Gather all lines in the entries that include the word "Last".
--- Start Data rows ---
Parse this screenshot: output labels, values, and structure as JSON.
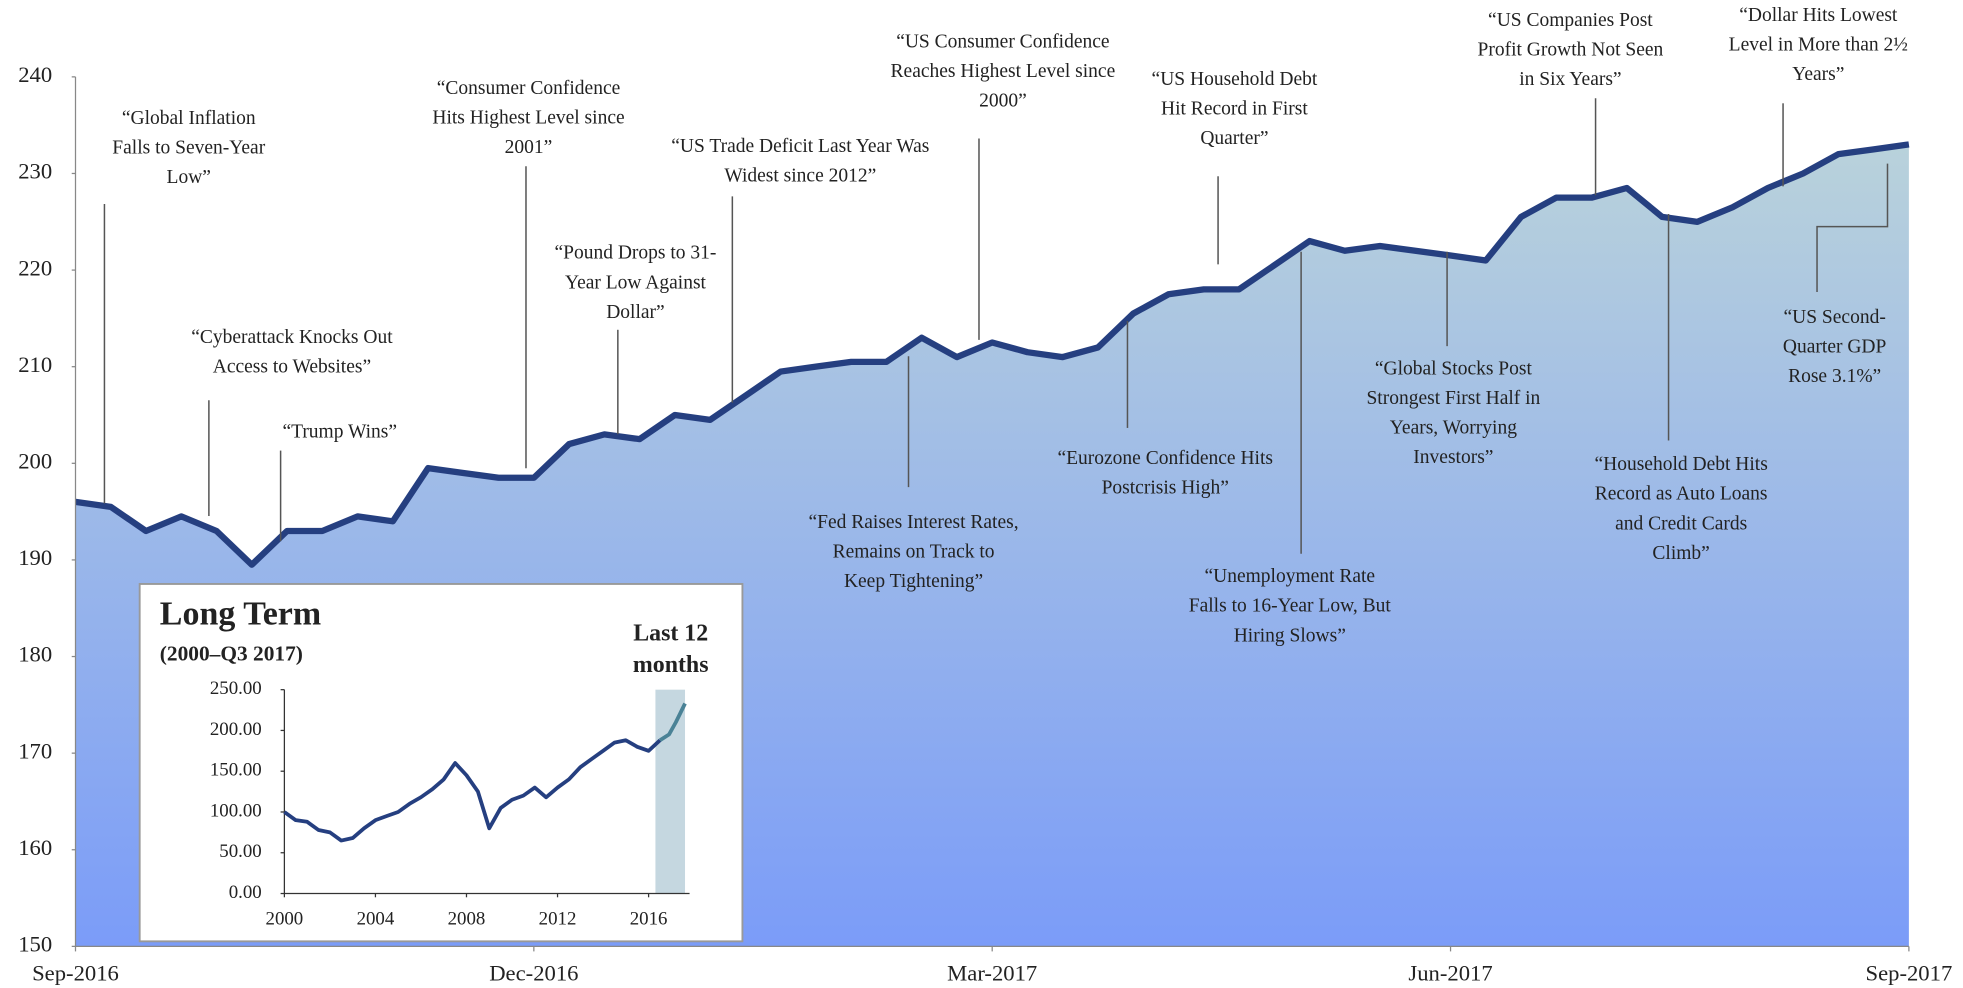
{
  "chart_data": [
    {
      "type": "area",
      "x": [
        0,
        1,
        2,
        3,
        4,
        5,
        6,
        7,
        8,
        9,
        10,
        11,
        12,
        13,
        14,
        15,
        16,
        17,
        18,
        19,
        20,
        21,
        22,
        23,
        24,
        25,
        26,
        27,
        28,
        29,
        30,
        31,
        32,
        33,
        34,
        35,
        36,
        37,
        38,
        39,
        40,
        41,
        42,
        43,
        44,
        45,
        46,
        47,
        48,
        49,
        50,
        51,
        52
      ],
      "values": [
        196,
        195.5,
        193,
        194.5,
        193,
        189.5,
        193,
        193,
        194.5,
        194,
        199.5,
        199,
        198.5,
        198.5,
        202,
        203,
        202.5,
        205,
        204.5,
        207,
        209.5,
        210,
        210.5,
        210.5,
        213,
        211,
        212.5,
        211.5,
        211,
        212,
        215.5,
        217.5,
        218,
        218,
        220.5,
        223,
        222,
        222.5,
        222,
        221.5,
        221,
        225.5,
        227.5,
        227.5,
        228.5,
        225.5,
        225,
        226.5,
        228.5,
        230,
        232,
        232.5,
        233
      ],
      "color": "#253f80",
      "xlim": [
        0,
        52
      ],
      "xticks": [
        {
          "value": 0,
          "label": "Sep-2016"
        },
        {
          "value": 13,
          "label": "Dec-2016"
        },
        {
          "value": 26,
          "label": "Mar-2017"
        },
        {
          "value": 39,
          "label": "Jun-2017"
        },
        {
          "value": 52,
          "label": "Sep-2017"
        }
      ],
      "ylim": [
        150,
        240
      ],
      "yticks": [
        150,
        160,
        170,
        180,
        190,
        200,
        210,
        220,
        230,
        240
      ],
      "annotations": [
        [
          "“Global Inflation",
          "Falls to Seven-Year",
          "Low”"
        ],
        [
          "“Cyberattack Knocks Out",
          "Access to Websites”"
        ],
        [
          "“Trump Wins”"
        ],
        [
          "“Consumer Confidence",
          "Hits Highest Level since",
          "2001”"
        ],
        [
          "“US Trade Deficit Last Year Was",
          "Widest since 2012”"
        ],
        [
          "“Pound Drops to 31-",
          "Year Low Against",
          "Dollar”"
        ],
        [
          "“US Consumer Confidence",
          "Reaches Highest Level since",
          "2000”"
        ],
        [
          "“Fed Raises Interest Rates,",
          "Remains on Track to",
          "Keep Tightening”"
        ],
        [
          "“US Household Debt",
          "Hit Record in First",
          "Quarter”"
        ],
        [
          "“Eurozone Confidence Hits",
          "Postcrisis High”"
        ],
        [
          "“Unemployment Rate",
          "Falls to 16-Year Low, But",
          "Hiring Slows”"
        ],
        [
          "“US Companies Post",
          "Profit Growth Not Seen",
          "in Six Years”"
        ],
        [
          "“Global Stocks Post",
          "Strongest First Half in",
          "Years, Worrying",
          "Investors”"
        ],
        [
          "“Household Debt Hits",
          "Record as Auto Loans",
          "and Credit Cards",
          "Climb”"
        ],
        [
          "“Dollar Hits Lowest",
          "Level in More than 2½",
          "Years”"
        ],
        [
          "“US Second-",
          "Quarter GDP",
          "Rose 3.1%”"
        ]
      ]
    },
    {
      "type": "line",
      "title": "Long Term",
      "subtitle": "(2000–Q3 2017)",
      "series": [
        {
          "name": "Long Term",
          "color": "#253f80",
          "x": [
            2000,
            2000.5,
            2001,
            2001.5,
            2002,
            2002.5,
            2003,
            2003.5,
            2004,
            2004.5,
            2005,
            2005.5,
            2006,
            2006.5,
            2007,
            2007.5,
            2008,
            2008.5,
            2009,
            2009.5,
            2010,
            2010.5,
            2011,
            2011.5,
            2012,
            2012.5,
            2013,
            2013.5,
            2014,
            2014.5,
            2015,
            2015.5,
            2016,
            2016.5
          ],
          "values": [
            100,
            90,
            88,
            78,
            75,
            65,
            68,
            80,
            90,
            95,
            100,
            110,
            118,
            128,
            140,
            160,
            145,
            125,
            80,
            105,
            115,
            120,
            130,
            118,
            130,
            140,
            155,
            165,
            175,
            185,
            188,
            180,
            175,
            188
          ]
        },
        {
          "name": "Last 12 months",
          "color": "#4a8296",
          "x": [
            2016.5,
            2016.9,
            2017.2,
            2017.6
          ],
          "values": [
            188,
            195,
            210,
            233
          ]
        }
      ],
      "highlight": [
        2016.3,
        2017.6
      ],
      "xlim": [
        2000,
        2017.8
      ],
      "xticks": [
        2000,
        2004,
        2008,
        2012,
        2016
      ],
      "ylim": [
        0,
        250
      ],
      "yticks": [
        {
          "value": 0,
          "label": "0.00"
        },
        {
          "value": 50,
          "label": "50.00"
        },
        {
          "value": 100,
          "label": "100.00"
        },
        {
          "value": 150,
          "label": "150.00"
        },
        {
          "value": 200,
          "label": "200.00"
        },
        {
          "value": 250,
          "label": "250.00"
        }
      ]
    }
  ]
}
--- End Data rows ---
**Solution to this task**
          "“US Trade Deficit Last Year Was",
          "name": "Last 12 months",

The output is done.